## Exercise
Switch "Device vendor" to "Device manufacturer" wherever it occurs in the listing below, and leave all other text unchanged.

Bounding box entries
§ §

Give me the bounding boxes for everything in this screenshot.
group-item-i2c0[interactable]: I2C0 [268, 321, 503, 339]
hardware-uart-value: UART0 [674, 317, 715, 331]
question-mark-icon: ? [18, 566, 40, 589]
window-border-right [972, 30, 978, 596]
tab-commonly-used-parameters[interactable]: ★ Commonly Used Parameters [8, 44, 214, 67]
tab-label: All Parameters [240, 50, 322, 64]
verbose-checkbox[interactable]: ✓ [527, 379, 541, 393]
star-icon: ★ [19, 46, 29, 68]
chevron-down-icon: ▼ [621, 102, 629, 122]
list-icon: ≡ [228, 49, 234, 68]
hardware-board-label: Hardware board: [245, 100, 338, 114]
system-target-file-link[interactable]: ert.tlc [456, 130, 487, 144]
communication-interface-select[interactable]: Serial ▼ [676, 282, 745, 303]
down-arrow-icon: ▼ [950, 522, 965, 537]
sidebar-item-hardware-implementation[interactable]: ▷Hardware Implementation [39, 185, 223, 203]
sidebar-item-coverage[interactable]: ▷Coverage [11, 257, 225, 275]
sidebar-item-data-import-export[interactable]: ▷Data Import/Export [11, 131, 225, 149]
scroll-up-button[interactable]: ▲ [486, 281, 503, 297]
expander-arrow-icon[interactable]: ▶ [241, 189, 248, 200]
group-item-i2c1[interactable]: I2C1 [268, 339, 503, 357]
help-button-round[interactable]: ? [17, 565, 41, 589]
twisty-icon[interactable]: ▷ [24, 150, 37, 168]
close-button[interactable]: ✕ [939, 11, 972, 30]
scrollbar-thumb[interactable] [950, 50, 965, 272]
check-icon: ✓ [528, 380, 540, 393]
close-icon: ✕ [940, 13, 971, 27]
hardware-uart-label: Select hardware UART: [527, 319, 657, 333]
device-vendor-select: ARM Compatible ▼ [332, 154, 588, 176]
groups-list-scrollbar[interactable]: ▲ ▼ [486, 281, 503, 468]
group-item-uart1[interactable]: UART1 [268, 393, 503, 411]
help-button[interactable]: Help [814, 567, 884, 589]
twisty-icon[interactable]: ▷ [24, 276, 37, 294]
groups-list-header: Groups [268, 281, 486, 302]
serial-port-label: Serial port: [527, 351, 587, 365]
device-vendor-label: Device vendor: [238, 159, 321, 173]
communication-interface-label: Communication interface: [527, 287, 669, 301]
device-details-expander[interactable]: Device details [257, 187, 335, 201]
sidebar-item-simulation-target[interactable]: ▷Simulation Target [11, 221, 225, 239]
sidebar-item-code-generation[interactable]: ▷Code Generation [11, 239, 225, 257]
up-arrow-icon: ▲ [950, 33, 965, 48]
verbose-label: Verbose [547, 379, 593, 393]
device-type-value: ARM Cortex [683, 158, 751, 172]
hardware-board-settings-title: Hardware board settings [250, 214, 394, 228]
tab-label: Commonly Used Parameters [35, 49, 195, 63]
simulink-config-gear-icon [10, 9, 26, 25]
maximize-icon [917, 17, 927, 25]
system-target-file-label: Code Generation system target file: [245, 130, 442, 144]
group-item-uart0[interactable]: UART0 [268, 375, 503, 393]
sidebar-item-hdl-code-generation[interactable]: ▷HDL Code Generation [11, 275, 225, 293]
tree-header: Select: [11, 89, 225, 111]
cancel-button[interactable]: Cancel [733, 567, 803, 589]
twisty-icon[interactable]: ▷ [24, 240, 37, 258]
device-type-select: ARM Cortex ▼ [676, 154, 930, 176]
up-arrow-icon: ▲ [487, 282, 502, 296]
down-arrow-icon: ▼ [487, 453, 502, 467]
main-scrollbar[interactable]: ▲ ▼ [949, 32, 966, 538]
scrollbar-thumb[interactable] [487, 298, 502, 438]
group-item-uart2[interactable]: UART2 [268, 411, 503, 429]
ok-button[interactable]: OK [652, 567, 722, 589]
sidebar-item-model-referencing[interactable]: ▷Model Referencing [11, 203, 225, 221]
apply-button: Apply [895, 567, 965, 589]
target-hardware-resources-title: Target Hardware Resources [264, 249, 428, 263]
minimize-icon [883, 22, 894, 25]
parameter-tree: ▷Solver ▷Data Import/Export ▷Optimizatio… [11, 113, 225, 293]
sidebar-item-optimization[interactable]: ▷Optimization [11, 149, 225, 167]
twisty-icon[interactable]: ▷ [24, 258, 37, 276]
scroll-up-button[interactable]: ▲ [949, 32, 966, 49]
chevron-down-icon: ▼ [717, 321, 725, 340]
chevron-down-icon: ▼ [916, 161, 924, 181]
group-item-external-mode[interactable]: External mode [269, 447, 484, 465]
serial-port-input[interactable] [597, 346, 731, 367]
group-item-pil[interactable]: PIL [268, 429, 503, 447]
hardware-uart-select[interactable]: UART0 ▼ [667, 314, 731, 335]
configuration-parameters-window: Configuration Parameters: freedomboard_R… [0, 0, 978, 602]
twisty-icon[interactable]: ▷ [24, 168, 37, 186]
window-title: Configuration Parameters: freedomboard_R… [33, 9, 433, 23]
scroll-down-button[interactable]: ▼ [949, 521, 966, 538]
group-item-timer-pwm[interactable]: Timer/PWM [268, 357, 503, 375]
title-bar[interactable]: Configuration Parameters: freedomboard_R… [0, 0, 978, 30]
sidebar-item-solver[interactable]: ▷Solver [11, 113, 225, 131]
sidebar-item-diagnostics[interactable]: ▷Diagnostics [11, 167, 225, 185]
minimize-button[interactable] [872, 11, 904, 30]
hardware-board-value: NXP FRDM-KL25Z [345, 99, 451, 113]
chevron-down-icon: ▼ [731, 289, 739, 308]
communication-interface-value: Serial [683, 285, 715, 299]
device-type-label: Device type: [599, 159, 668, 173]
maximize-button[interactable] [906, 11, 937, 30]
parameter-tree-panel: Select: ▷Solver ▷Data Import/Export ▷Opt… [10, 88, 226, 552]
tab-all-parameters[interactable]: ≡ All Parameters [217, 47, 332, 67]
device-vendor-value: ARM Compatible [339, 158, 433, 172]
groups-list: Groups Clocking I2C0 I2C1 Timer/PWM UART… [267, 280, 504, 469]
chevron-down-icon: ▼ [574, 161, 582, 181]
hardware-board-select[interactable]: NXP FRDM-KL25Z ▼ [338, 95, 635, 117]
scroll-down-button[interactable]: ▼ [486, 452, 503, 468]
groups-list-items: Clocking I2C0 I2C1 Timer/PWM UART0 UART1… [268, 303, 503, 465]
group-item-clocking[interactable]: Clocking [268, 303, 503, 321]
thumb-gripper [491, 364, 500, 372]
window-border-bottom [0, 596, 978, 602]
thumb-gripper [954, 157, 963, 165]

§ §

## Correct result
Give me the bounding boxes for everything in this screenshot.
group-item-i2c0[interactable]: I2C0 [268, 321, 503, 339]
hardware-uart-value: UART0 [674, 317, 715, 331]
question-mark-icon: ? [18, 566, 40, 589]
window-border-right [972, 30, 978, 596]
tab-commonly-used-parameters[interactable]: ★ Commonly Used Parameters [8, 44, 214, 67]
tab-label: All Parameters [240, 50, 322, 64]
verbose-checkbox[interactable]: ✓ [527, 379, 541, 393]
star-icon: ★ [19, 46, 29, 68]
chevron-down-icon: ▼ [621, 102, 629, 122]
list-icon: ≡ [228, 49, 234, 68]
hardware-board-label: Hardware board: [245, 100, 338, 114]
system-target-file-link[interactable]: ert.tlc [456, 130, 487, 144]
communication-interface-select[interactable]: Serial ▼ [676, 282, 745, 303]
down-arrow-icon: ▼ [950, 522, 965, 537]
sidebar-item-hardware-implementation[interactable]: ▷Hardware Implementation [39, 185, 223, 203]
sidebar-item-coverage[interactable]: ▷Coverage [11, 257, 225, 275]
sidebar-item-data-import-export[interactable]: ▷Data Import/Export [11, 131, 225, 149]
scroll-up-button[interactable]: ▲ [486, 281, 503, 297]
expander-arrow-icon[interactable]: ▶ [241, 189, 248, 200]
group-item-i2c1[interactable]: I2C1 [268, 339, 503, 357]
help-button-round[interactable]: ? [17, 565, 41, 589]
twisty-icon[interactable]: ▷ [24, 150, 37, 168]
close-button[interactable]: ✕ [939, 11, 972, 30]
scrollbar-thumb[interactable] [950, 50, 965, 272]
check-icon: ✓ [528, 380, 540, 393]
close-icon: ✕ [940, 13, 971, 27]
hardware-uart-label: Select hardware UART: [527, 319, 657, 333]
device-vendor-select: ARM Compatible ▼ [332, 154, 588, 176]
groups-list-scrollbar[interactable]: ▲ ▼ [486, 281, 503, 468]
group-item-uart1[interactable]: UART1 [268, 393, 503, 411]
help-button[interactable]: Help [814, 567, 884, 589]
twisty-icon[interactable]: ▷ [24, 276, 37, 294]
groups-list-header: Groups [268, 281, 486, 302]
serial-port-label: Serial port: [527, 351, 587, 365]
device-vendor-label: Device manufacturer: [238, 159, 321, 173]
communication-interface-label: Communication interface: [527, 287, 669, 301]
device-details-expander[interactable]: Device details [257, 187, 335, 201]
sidebar-item-simulation-target[interactable]: ▷Simulation Target [11, 221, 225, 239]
sidebar-item-code-generation[interactable]: ▷Code Generation [11, 239, 225, 257]
up-arrow-icon: ▲ [950, 33, 965, 48]
verbose-label: Verbose [547, 379, 593, 393]
device-type-value: ARM Cortex [683, 158, 751, 172]
hardware-board-settings-title: Hardware board settings [250, 214, 394, 228]
tab-label: Commonly Used Parameters [35, 49, 195, 63]
simulink-config-gear-icon [10, 9, 26, 25]
maximize-icon [917, 17, 927, 25]
system-target-file-label: Code Generation system target file: [245, 130, 442, 144]
group-item-uart0[interactable]: UART0 [268, 375, 503, 393]
sidebar-item-hdl-code-generation[interactable]: ▷HDL Code Generation [11, 275, 225, 293]
tree-header: Select: [11, 89, 225, 111]
cancel-button[interactable]: Cancel [733, 567, 803, 589]
twisty-icon[interactable]: ▷ [24, 240, 37, 258]
device-type-select: ARM Cortex ▼ [676, 154, 930, 176]
up-arrow-icon: ▲ [487, 282, 502, 296]
down-arrow-icon: ▼ [487, 453, 502, 467]
main-scrollbar[interactable]: ▲ ▼ [949, 32, 966, 538]
scrollbar-thumb[interactable] [487, 298, 502, 438]
group-item-uart2[interactable]: UART2 [268, 411, 503, 429]
ok-button[interactable]: OK [652, 567, 722, 589]
sidebar-item-model-referencing[interactable]: ▷Model Referencing [11, 203, 225, 221]
apply-button: Apply [895, 567, 965, 589]
target-hardware-resources-title: Target Hardware Resources [264, 249, 428, 263]
minimize-icon [883, 22, 894, 25]
parameter-tree: ▷Solver ▷Data Import/Export ▷Optimizatio… [11, 113, 225, 293]
sidebar-item-optimization[interactable]: ▷Optimization [11, 149, 225, 167]
twisty-icon[interactable]: ▷ [24, 258, 37, 276]
scroll-up-button[interactable]: ▲ [949, 32, 966, 49]
chevron-down-icon: ▼ [717, 321, 725, 340]
chevron-down-icon: ▼ [916, 161, 924, 181]
group-item-external-mode[interactable]: External mode [269, 447, 484, 465]
serial-port-input[interactable] [597, 346, 731, 367]
group-item-pil[interactable]: PIL [268, 429, 503, 447]
hardware-uart-select[interactable]: UART0 ▼ [667, 314, 731, 335]
configuration-parameters-window: Configuration Parameters: freedomboard_R… [0, 0, 978, 602]
twisty-icon[interactable]: ▷ [24, 168, 37, 186]
window-title: Configuration Parameters: freedomboard_R… [33, 9, 433, 23]
scroll-down-button[interactable]: ▼ [949, 521, 966, 538]
group-item-timer-pwm[interactable]: Timer/PWM [268, 357, 503, 375]
title-bar[interactable]: Configuration Parameters: freedomboard_R… [0, 0, 978, 30]
sidebar-item-solver[interactable]: ▷Solver [11, 113, 225, 131]
sidebar-item-diagnostics[interactable]: ▷Diagnostics [11, 167, 225, 185]
minimize-button[interactable] [872, 11, 904, 30]
hardware-board-value: NXP FRDM-KL25Z [345, 99, 451, 113]
chevron-down-icon: ▼ [731, 289, 739, 308]
communication-interface-value: Serial [683, 285, 715, 299]
device-type-label: Device type: [599, 159, 668, 173]
maximize-button[interactable] [906, 11, 937, 30]
parameter-tree-panel: Select: ▷Solver ▷Data Import/Export ▷Opt… [10, 88, 226, 552]
tab-all-parameters[interactable]: ≡ All Parameters [217, 47, 332, 67]
device-vendor-value: ARM Compatible [339, 158, 433, 172]
groups-list: Groups Clocking I2C0 I2C1 Timer/PWM UART… [267, 280, 504, 469]
chevron-down-icon: ▼ [574, 161, 582, 181]
hardware-board-select[interactable]: NXP FRDM-KL25Z ▼ [338, 95, 635, 117]
scroll-down-button[interactable]: ▼ [486, 452, 503, 468]
groups-list-items: Clocking I2C0 I2C1 Timer/PWM UART0 UART1… [268, 303, 503, 465]
group-item-clocking[interactable]: Clocking [268, 303, 503, 321]
thumb-gripper [491, 364, 500, 372]
window-border-bottom [0, 596, 978, 602]
thumb-gripper [954, 157, 963, 165]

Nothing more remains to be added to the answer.